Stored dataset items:
━━━━
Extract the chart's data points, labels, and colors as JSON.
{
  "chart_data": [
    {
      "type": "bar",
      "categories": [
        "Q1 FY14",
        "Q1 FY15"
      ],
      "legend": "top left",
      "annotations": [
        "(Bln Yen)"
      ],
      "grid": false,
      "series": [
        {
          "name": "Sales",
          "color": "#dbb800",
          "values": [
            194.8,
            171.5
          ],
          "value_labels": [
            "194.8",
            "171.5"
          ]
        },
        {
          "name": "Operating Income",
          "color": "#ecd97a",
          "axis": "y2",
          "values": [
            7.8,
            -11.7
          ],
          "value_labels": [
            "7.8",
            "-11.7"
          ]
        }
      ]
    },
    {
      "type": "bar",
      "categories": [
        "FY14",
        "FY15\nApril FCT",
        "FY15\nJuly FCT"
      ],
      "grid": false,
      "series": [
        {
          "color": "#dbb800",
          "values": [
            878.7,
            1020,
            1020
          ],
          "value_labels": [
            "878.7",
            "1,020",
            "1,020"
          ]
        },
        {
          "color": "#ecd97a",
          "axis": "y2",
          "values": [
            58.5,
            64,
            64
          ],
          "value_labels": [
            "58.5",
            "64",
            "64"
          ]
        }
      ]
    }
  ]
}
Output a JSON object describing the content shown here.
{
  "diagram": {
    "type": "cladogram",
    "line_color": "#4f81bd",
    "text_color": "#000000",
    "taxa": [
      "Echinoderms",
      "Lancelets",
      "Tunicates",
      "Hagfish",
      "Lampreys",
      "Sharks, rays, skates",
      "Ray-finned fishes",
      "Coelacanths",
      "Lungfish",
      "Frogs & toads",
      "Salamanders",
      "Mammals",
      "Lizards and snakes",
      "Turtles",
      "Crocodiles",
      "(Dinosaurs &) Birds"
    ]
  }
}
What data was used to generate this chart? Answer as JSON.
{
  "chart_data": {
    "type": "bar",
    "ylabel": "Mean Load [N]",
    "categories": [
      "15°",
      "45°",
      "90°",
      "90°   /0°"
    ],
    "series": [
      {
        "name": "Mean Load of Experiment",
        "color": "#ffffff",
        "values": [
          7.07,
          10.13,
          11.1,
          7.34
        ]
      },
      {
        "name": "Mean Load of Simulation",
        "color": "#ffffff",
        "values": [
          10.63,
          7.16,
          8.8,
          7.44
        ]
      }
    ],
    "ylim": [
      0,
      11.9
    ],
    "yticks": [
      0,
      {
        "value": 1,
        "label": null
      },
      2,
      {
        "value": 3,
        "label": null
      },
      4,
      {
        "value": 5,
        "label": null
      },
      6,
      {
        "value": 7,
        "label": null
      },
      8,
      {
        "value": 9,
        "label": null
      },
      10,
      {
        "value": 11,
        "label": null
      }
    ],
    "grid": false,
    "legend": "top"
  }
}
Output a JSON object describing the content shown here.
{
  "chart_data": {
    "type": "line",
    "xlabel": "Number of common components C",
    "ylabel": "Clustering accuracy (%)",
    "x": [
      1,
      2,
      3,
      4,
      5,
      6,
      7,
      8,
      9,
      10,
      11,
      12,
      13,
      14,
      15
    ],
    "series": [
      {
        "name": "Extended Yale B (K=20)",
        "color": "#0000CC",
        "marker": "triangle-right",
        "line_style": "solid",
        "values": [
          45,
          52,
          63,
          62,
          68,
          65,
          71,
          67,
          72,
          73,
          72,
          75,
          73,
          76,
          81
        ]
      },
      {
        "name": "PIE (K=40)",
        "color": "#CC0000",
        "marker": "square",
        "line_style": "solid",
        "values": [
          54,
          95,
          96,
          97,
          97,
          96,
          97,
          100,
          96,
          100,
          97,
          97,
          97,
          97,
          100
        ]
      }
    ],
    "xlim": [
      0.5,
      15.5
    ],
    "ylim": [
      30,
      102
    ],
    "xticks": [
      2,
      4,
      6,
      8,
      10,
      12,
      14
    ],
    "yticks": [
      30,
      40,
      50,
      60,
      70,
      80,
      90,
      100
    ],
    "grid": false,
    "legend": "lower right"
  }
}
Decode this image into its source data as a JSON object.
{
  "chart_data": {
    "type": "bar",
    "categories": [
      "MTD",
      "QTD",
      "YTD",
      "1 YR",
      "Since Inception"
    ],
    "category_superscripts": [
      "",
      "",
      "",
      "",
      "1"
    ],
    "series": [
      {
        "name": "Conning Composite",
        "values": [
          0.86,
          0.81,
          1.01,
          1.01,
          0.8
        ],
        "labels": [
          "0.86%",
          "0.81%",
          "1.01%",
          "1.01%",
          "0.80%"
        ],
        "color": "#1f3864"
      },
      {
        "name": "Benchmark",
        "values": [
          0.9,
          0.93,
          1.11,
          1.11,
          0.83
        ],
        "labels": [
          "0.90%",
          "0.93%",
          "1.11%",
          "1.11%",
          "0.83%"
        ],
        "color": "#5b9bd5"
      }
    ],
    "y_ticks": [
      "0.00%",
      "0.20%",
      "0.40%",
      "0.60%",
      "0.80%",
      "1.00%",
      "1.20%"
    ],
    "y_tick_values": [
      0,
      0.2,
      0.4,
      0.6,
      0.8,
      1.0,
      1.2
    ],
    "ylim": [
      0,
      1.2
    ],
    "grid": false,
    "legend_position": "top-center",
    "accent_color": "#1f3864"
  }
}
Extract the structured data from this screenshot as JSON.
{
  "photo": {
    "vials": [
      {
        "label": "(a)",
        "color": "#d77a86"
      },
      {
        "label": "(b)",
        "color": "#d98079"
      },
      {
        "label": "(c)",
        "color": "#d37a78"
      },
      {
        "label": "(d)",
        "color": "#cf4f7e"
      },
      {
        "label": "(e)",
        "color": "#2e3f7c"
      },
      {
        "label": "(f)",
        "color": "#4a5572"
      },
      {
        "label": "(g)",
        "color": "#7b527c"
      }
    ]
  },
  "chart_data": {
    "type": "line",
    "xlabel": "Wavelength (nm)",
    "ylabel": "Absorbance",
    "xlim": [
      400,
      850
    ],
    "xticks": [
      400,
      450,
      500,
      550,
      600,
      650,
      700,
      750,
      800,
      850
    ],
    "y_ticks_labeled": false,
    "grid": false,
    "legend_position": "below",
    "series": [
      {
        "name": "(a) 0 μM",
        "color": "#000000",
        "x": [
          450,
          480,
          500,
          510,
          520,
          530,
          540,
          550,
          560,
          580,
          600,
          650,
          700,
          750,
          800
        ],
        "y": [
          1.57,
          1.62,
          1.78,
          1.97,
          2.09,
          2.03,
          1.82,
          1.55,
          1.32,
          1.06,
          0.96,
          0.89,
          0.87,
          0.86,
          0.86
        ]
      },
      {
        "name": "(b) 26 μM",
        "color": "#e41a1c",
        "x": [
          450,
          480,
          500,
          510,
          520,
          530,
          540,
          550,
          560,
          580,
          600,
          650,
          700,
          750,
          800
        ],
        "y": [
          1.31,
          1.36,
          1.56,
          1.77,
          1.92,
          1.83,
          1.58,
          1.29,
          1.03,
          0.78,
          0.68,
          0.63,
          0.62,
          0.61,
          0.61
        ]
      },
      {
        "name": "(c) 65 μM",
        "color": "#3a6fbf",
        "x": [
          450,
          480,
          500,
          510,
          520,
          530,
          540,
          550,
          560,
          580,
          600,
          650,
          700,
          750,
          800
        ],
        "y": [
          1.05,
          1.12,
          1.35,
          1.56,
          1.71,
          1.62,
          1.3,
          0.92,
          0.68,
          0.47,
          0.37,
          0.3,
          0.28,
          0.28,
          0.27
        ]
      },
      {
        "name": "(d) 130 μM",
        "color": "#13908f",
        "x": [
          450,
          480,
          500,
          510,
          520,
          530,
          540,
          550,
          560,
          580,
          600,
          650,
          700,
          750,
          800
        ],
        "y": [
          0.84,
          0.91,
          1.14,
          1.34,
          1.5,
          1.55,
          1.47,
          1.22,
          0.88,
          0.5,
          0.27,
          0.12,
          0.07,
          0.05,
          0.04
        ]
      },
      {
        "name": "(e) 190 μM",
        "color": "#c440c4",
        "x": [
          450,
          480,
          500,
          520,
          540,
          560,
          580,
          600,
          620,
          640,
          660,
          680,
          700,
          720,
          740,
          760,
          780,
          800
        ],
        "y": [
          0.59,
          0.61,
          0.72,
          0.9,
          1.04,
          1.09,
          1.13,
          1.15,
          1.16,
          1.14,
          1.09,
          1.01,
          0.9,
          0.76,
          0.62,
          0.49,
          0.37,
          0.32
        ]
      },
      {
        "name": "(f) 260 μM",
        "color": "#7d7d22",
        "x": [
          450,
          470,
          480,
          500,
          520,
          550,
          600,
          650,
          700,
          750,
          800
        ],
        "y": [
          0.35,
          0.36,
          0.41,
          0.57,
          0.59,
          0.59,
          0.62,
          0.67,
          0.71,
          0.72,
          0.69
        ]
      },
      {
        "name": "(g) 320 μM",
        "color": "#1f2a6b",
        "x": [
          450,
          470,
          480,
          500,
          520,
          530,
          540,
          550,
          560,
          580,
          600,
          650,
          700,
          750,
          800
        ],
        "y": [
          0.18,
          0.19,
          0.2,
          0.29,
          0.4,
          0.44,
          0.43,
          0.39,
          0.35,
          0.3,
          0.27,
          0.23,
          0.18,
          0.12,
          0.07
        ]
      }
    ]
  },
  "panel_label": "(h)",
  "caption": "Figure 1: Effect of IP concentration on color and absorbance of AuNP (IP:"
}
━━━━
THE PROBLEM: From the entries above, copy out every line where the string "right" appears.

FULL OUTPUT:
        "marker": "triangle-right",
    "legend": "lower right"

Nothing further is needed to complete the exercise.